"""

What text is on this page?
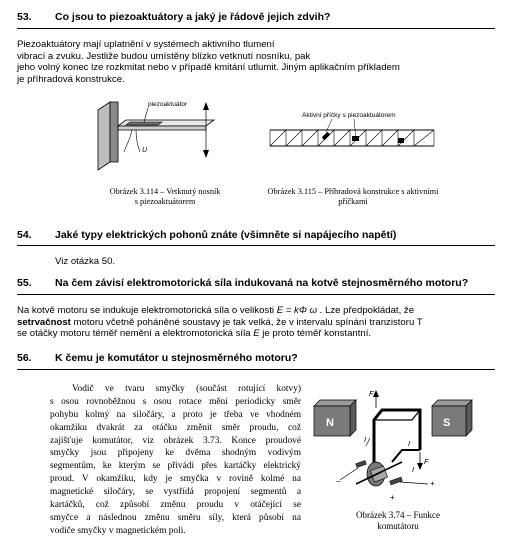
53. Co jsou to piezoaktuátory a jaký je řádově jejich zdvih?
Piezoaktuátory mají uplatnění v systémech aktivního tlumení
vibrací a zvuku. Jestliže budou umístěny blízko vetknutí nosníku, pak
jeho volný konec lze rozkmitat nebo v případě kmitání utlumit. Jiným aplikačním příkladem
je příhradová konstrukce.
piezoaktuátor
U
Obrázek 3.114 – Vetknutý nosník
s piezoaktuátorem
Aktivní příčky s piezoaktuátorem
Obrázek 3.115 – Příhradová konstrukce s aktivními
příčkami
54. Jaké typy elektrických pohonů znáte (všimněte si napájecího napětí)
Viz otázka 50.
55. Na čem závisí elektromotorická síla indukovaná na kotvě stejnosměrného motoru?
Na kotvě motoru se indukuje elektromotorická síla o velikosti E = kΦ ω . Lze předpokládat, že
setrvačnost motoru včetně poháněné soustavy je tak velká, že v intervalu spínání tranzistoru T
se otáčky motoru téměř nemění a elektromotorická síla E je proto téměř konstantní.
56. K čemu je komutátor u stejnosměrného motoru?
Vodič ve tvaru smyčky (součást rotující kotvy)
s osou rovnoběžnou s osou rotace mění periodicky směr
pohybu kolmý na siločáry, a proto je třeba ve vhodném
okamžiku dvakrát za otáčku změnit směr proudu, což
zajišťuje komutátor, viz obrázek 3.73. Konce proudové
smyčky jsou připojeny ke dvěma shodným vodivým
segmentům, ke kterým se přivádí přes kartáčky elektrický
proud. V okamžiku, kdy je smyčka v rovině kolmé na
magnetické siločáry, se vystřídá propojení segmentů a
kartáčků, což způsobí změnu proudu v otáčející se
smyčce a následnou změnu směru síly, která působí na
vodiče smyčky v magnetickém poli.
N	S
F
F
I	I
I
−	+
+
Obrázek 3.74 – Funkce
komutátoru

"""

What to produce –
Scan the material line by line and report each one that contains "změnu".

Solution for this exercise –
kartáčků, což způsobí změnu proudu v otáčející se
smyčce a následnou změnu směru síly, která působí na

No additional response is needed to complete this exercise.